=== TASK TO CARRY OUT ===
Collect all lines containing the word "JSON" from the data.
========
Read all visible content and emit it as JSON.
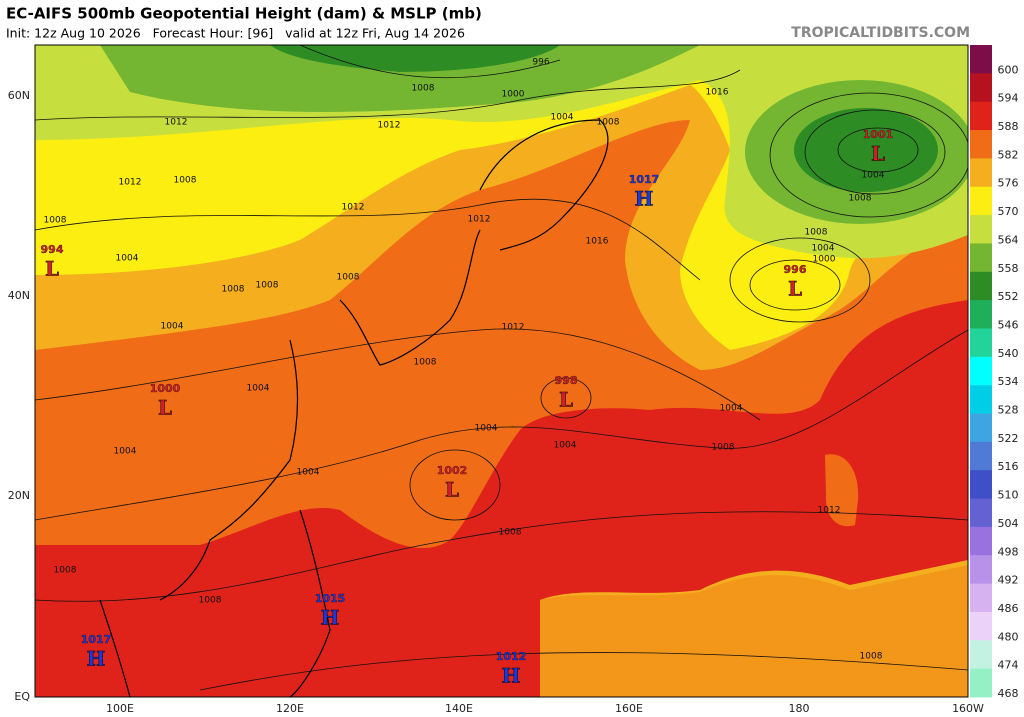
{
  "header": {
    "title": "EC-AIFS 500mb Geopotential Height (dam) & MSLP (mb)",
    "subtitle": "Init: 12z Aug 10 2026   Forecast Hour: [96]   valid at 12z Fri, Aug 14 2026",
    "source": "TROPICALTIDBITS.COM"
  },
  "map": {
    "lat_labels": [
      "60N",
      "40N",
      "20N",
      "EQ"
    ],
    "lon_labels": [
      "100E",
      "120E",
      "140E",
      "160E",
      "180",
      "160W"
    ],
    "pressure_centers": [
      {
        "letter": "L",
        "value": "1001"
      },
      {
        "letter": "L",
        "value": "996"
      },
      {
        "letter": "L",
        "value": "998"
      },
      {
        "letter": "L",
        "value": "1002"
      },
      {
        "letter": "L",
        "value": "1000"
      },
      {
        "letter": "L",
        "value": "994"
      },
      {
        "letter": "H",
        "value": "1017"
      },
      {
        "letter": "H",
        "value": "1015"
      },
      {
        "letter": "H",
        "value": "1017"
      },
      {
        "letter": "H",
        "value": "1012"
      }
    ],
    "isobar_labels": [
      "996",
      "1008",
      "1000",
      "1004",
      "1008",
      "1016",
      "1012",
      "1012",
      "1012",
      "1008",
      "1012",
      "1012",
      "1016",
      "1008",
      "1004",
      "1008",
      "1008",
      "1008",
      "1004",
      "1012",
      "1008",
      "1004",
      "1004",
      "1004",
      "1004",
      "1008",
      "1004",
      "1012",
      "1008",
      "1008",
      "1008",
      "1008",
      "1004",
      "1000",
      "1004",
      "1008",
      "1004",
      "1008"
    ]
  },
  "colorbar": {
    "levels": [
      600,
      594,
      588,
      582,
      576,
      570,
      564,
      558,
      552,
      546,
      540,
      534,
      528,
      522,
      516,
      510,
      504,
      498,
      492,
      486,
      480,
      474,
      468
    ],
    "colors": [
      "#7d0d48",
      "#b5111f",
      "#e0231a",
      "#f06c17",
      "#f5ae1e",
      "#fbee10",
      "#c6df3e",
      "#74b532",
      "#2e8c24",
      "#1fae5a",
      "#22d49a",
      "#00ffff",
      "#00cde6",
      "#3ea4e2",
      "#4f7ad6",
      "#3f4fc8",
      "#6462d2",
      "#9a72e0",
      "#b892e8",
      "#d6b2f0",
      "#ead2f8",
      "#c4f2e2",
      "#96f0c6"
    ]
  }
}
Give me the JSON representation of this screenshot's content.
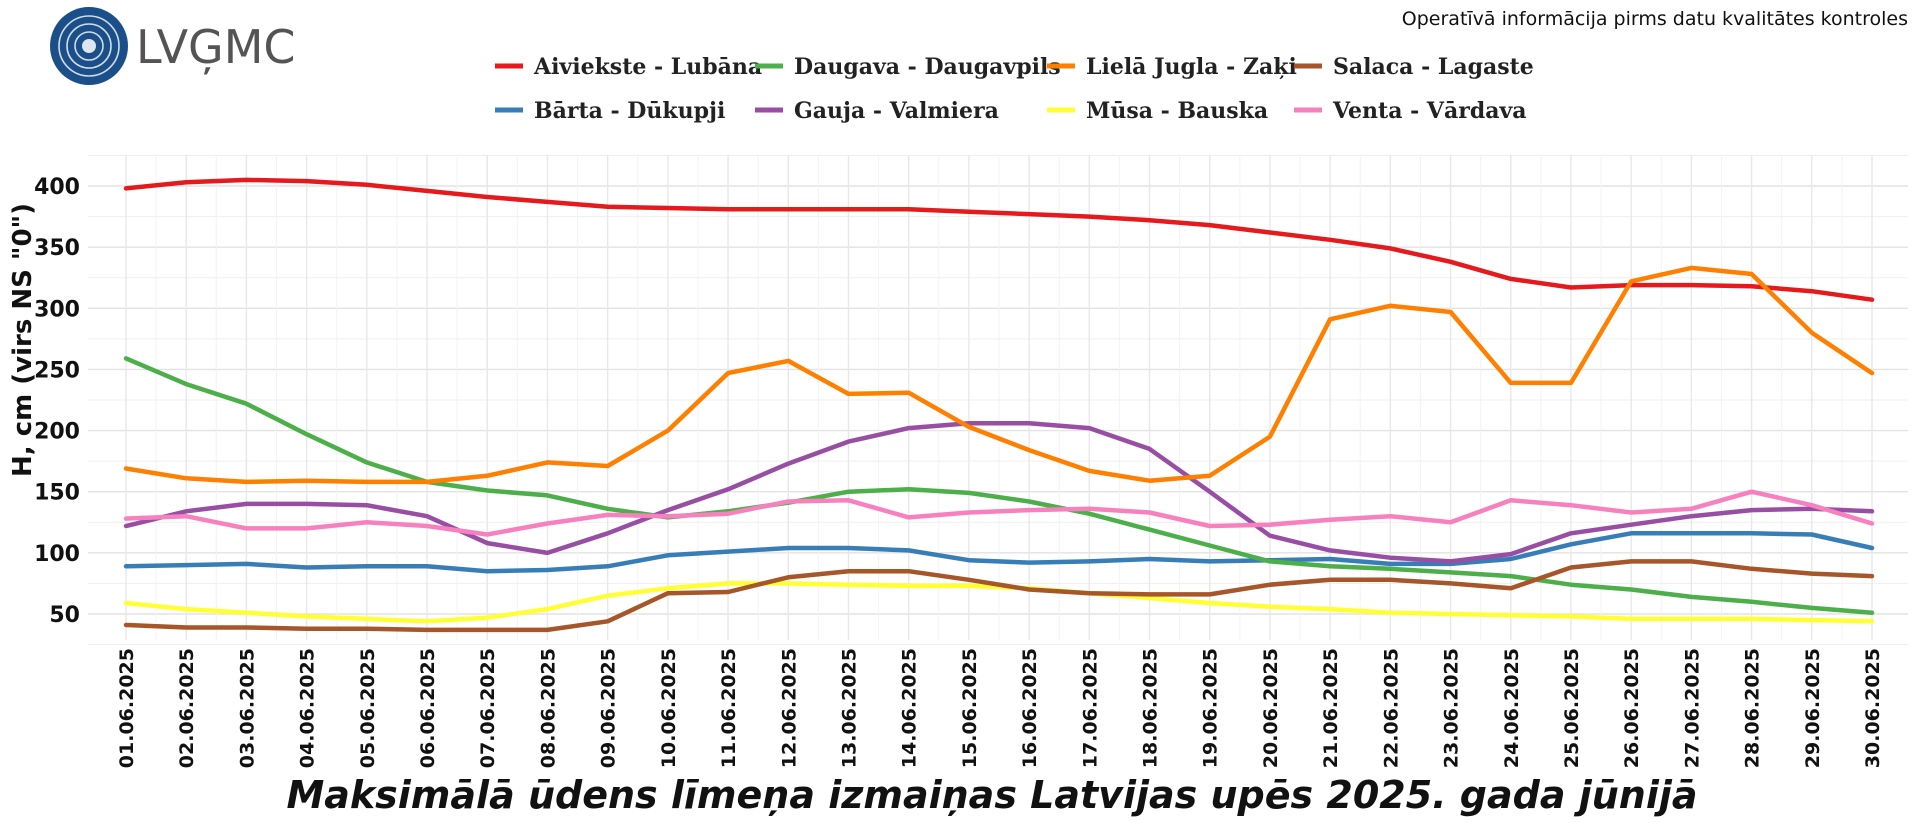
{
  "logo": {
    "text": "LVĢMC"
  },
  "note": "Operatīvā informācija pirms datu kvalitātes kontroles",
  "chart_data": {
    "type": "line",
    "title": "Maksimālā ūdens līmeņa izmaiņas Latvijas upēs 2025. gada jūnijā",
    "xlabel": "",
    "ylabel": "H, cm (virs NS \"0\")",
    "ylim": [
      25,
      425
    ],
    "yticks": [
      50,
      100,
      150,
      200,
      250,
      300,
      350,
      400
    ],
    "grid": true,
    "legend_position": "top",
    "x": [
      "01.06.2025",
      "02.06.2025",
      "03.06.2025",
      "04.06.2025",
      "05.06.2025",
      "06.06.2025",
      "07.06.2025",
      "08.06.2025",
      "09.06.2025",
      "10.06.2025",
      "11.06.2025",
      "12.06.2025",
      "13.06.2025",
      "14.06.2025",
      "15.06.2025",
      "16.06.2025",
      "17.06.2025",
      "18.06.2025",
      "19.06.2025",
      "20.06.2025",
      "21.06.2025",
      "22.06.2025",
      "23.06.2025",
      "24.06.2025",
      "25.06.2025",
      "26.06.2025",
      "27.06.2025",
      "28.06.2025",
      "29.06.2025",
      "30.06.2025"
    ],
    "series": [
      {
        "name": "Aiviekste - Lubāna",
        "color": "#e41a1c",
        "values": [
          398,
          403,
          405,
          404,
          401,
          396,
          391,
          387,
          383,
          382,
          381,
          381,
          381,
          381,
          379,
          377,
          375,
          372,
          368,
          362,
          356,
          349,
          338,
          324,
          317,
          319,
          319,
          318,
          314,
          307
        ]
      },
      {
        "name": "Bārta - Dūkupji",
        "color": "#377eb8",
        "values": [
          89,
          90,
          91,
          88,
          89,
          89,
          85,
          86,
          89,
          98,
          101,
          104,
          104,
          102,
          94,
          92,
          93,
          95,
          93,
          94,
          95,
          91,
          91,
          95,
          107,
          116,
          116,
          116,
          115,
          104
        ]
      },
      {
        "name": "Daugava - Daugavpils",
        "color": "#4daf4a",
        "values": [
          259,
          238,
          222,
          197,
          174,
          158,
          151,
          147,
          136,
          129,
          134,
          141,
          150,
          152,
          149,
          142,
          132,
          119,
          106,
          93,
          89,
          87,
          84,
          81,
          74,
          70,
          64,
          60,
          55,
          51
        ]
      },
      {
        "name": "Gauja - Valmiera",
        "color": "#984ea3",
        "values": [
          122,
          134,
          140,
          140,
          139,
          130,
          108,
          100,
          116,
          135,
          152,
          173,
          191,
          202,
          206,
          206,
          202,
          185,
          150,
          114,
          102,
          96,
          93,
          99,
          116,
          123,
          130,
          135,
          136,
          134
        ]
      },
      {
        "name": "Lielā Jugla - Zaķi",
        "color": "#ff7f00",
        "values": [
          169,
          161,
          158,
          159,
          158,
          158,
          163,
          174,
          171,
          200,
          247,
          257,
          230,
          231,
          203,
          184,
          167,
          159,
          163,
          195,
          291,
          302,
          297,
          239,
          239,
          322,
          333,
          328,
          280,
          247
        ]
      },
      {
        "name": "Mūsa - Bauska",
        "color": "#ffff33",
        "values": [
          59,
          54,
          51,
          48,
          46,
          44,
          47,
          54,
          65,
          71,
          75,
          75,
          74,
          73,
          73,
          71,
          67,
          63,
          59,
          56,
          54,
          51,
          50,
          49,
          48,
          46,
          46,
          46,
          45,
          44
        ]
      },
      {
        "name": "Salaca - Lagaste",
        "color": "#a65628",
        "values": [
          41,
          39,
          39,
          38,
          38,
          37,
          37,
          37,
          44,
          67,
          68,
          80,
          85,
          85,
          78,
          70,
          67,
          66,
          66,
          74,
          78,
          78,
          75,
          71,
          88,
          93,
          93,
          87,
          83,
          81
        ]
      },
      {
        "name": "Venta - Vārdava",
        "color": "#f781bf",
        "values": [
          128,
          130,
          120,
          120,
          125,
          122,
          115,
          124,
          131,
          130,
          132,
          142,
          143,
          129,
          133,
          135,
          136,
          133,
          122,
          123,
          127,
          130,
          125,
          143,
          139,
          133,
          136,
          150,
          139,
          124
        ]
      }
    ]
  }
}
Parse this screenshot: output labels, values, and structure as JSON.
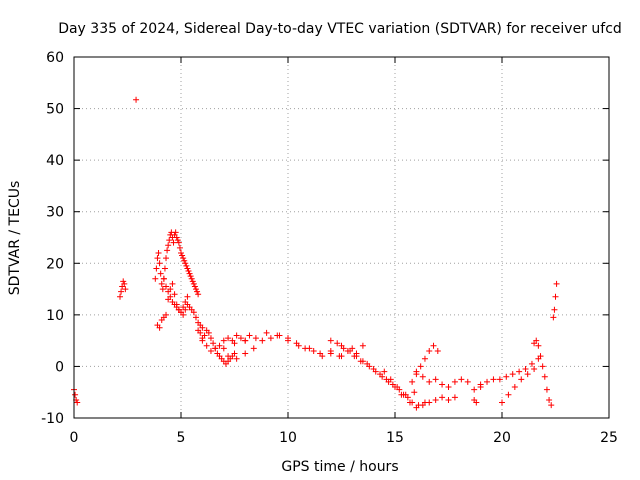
========
=== TASK SOLUTION ===
Read all visible content and emit it as JSON.
Give me the JSON representation of this screenshot's content.
Parse this screenshot: output labels, values, and structure as JSON.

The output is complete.